Turn the records below, from the line containing "Segment this screenshot: for" down to and including the line containing "svg-text:A: A — [525, 308, 545, 339]", into a numbered list, leaving out any blank lines.

--

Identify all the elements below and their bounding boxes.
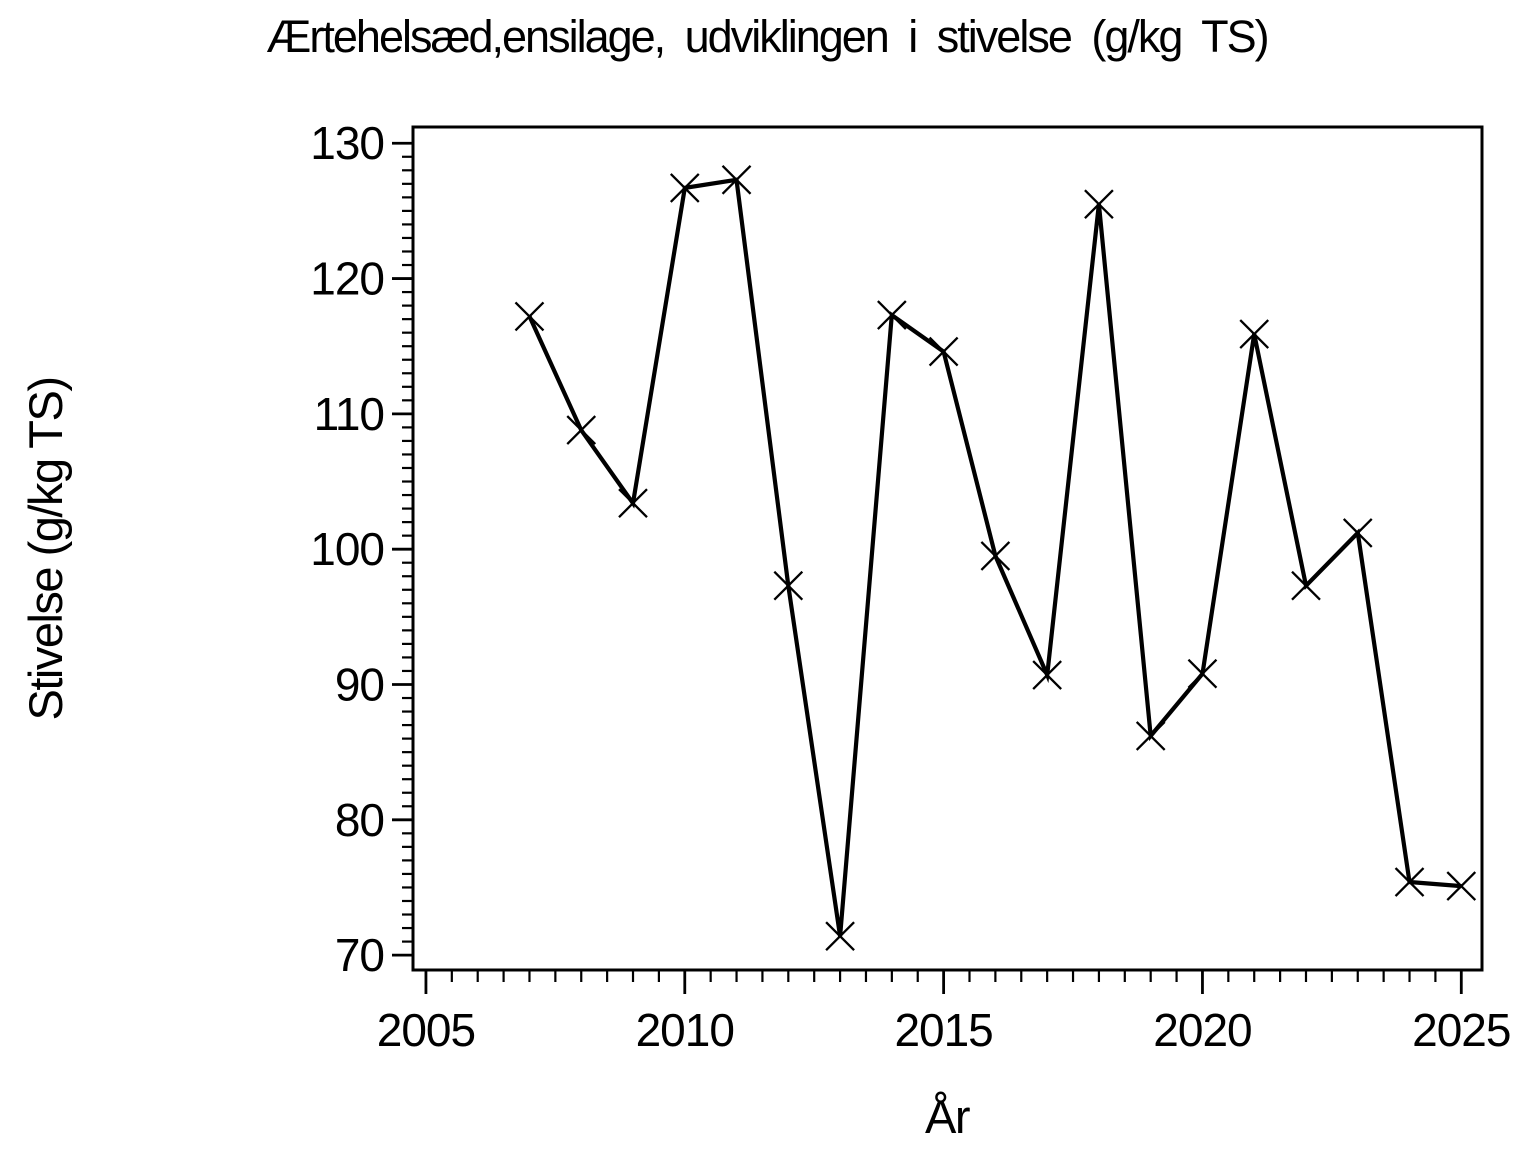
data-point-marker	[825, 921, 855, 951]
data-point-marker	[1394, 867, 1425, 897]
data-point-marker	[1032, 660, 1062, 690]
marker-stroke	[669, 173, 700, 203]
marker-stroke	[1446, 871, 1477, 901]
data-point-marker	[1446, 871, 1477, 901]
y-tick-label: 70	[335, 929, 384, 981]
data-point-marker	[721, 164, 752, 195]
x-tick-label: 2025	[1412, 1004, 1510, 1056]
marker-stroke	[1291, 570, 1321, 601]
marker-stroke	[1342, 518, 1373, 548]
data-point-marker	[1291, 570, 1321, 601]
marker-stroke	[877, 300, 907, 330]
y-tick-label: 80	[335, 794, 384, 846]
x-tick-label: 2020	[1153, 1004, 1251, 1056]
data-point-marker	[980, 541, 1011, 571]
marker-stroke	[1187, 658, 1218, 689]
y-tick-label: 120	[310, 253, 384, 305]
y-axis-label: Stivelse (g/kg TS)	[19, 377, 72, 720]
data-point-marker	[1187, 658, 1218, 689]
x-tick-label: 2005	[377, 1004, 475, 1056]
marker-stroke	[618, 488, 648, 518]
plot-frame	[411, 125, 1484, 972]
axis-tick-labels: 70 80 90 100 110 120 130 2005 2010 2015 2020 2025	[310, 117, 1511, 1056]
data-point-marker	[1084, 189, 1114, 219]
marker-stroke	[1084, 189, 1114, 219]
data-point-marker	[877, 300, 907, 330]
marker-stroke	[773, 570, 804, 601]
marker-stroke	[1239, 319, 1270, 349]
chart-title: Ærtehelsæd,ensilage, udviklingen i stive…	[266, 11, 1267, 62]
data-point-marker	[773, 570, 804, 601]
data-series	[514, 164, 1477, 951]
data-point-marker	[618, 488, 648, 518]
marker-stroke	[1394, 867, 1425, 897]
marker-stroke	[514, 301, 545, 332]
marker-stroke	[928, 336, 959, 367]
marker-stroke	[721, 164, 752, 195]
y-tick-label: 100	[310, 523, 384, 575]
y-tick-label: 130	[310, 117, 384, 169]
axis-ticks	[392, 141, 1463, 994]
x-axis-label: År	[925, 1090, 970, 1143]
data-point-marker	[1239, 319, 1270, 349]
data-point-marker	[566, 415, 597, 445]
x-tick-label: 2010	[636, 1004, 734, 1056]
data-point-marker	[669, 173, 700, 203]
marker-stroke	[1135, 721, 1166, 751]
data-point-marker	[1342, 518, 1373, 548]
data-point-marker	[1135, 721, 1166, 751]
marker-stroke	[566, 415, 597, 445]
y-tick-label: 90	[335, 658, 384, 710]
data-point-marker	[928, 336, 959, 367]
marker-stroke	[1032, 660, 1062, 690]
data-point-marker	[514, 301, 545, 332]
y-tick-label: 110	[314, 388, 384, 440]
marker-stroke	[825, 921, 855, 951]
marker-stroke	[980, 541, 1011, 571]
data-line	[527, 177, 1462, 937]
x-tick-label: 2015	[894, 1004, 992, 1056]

--

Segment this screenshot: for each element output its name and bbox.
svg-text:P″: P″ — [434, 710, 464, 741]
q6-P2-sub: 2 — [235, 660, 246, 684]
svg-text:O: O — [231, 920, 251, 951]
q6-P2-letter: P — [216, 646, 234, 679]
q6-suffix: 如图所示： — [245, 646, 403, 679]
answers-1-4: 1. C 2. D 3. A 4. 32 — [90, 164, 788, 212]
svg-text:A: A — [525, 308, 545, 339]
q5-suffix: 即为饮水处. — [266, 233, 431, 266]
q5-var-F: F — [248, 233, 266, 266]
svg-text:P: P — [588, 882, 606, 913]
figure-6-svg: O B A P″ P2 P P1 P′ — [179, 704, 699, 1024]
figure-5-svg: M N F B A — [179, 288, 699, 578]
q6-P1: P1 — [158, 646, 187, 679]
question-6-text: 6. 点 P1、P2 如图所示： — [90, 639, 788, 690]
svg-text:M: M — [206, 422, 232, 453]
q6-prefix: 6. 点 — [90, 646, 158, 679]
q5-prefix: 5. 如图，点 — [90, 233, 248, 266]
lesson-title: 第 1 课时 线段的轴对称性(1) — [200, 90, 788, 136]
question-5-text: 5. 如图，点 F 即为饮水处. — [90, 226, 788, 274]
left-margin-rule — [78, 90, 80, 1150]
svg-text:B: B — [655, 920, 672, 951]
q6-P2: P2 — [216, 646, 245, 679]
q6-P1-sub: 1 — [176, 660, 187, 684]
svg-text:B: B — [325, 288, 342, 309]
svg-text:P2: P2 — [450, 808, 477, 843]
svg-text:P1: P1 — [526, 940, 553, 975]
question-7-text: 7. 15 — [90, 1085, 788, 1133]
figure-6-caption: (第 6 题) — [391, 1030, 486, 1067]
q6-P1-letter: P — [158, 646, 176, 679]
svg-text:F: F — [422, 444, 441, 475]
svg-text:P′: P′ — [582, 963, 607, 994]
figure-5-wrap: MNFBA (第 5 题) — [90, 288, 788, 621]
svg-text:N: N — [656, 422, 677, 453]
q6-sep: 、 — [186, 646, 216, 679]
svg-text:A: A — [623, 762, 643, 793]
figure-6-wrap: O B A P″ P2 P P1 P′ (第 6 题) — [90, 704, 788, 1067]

--

# RESPONSE FOR THIS EXERCISE
1. Segment this screenshot: for each element output its name and bbox.
2. svg-text:P″: P″ — [434, 710, 464, 741]
3. q6-P2-sub: 2 — [235, 660, 246, 684]
4. svg-text:O: O — [231, 920, 251, 951]
5. q6-P2-letter: P — [216, 646, 234, 679]
6. q6-suffix: 如图所示： — [245, 646, 403, 679]
7. answers-1-4: 1. C 2. D 3. A 4. 32 — [90, 164, 788, 212]
8. svg-text:A: A — [525, 308, 545, 339]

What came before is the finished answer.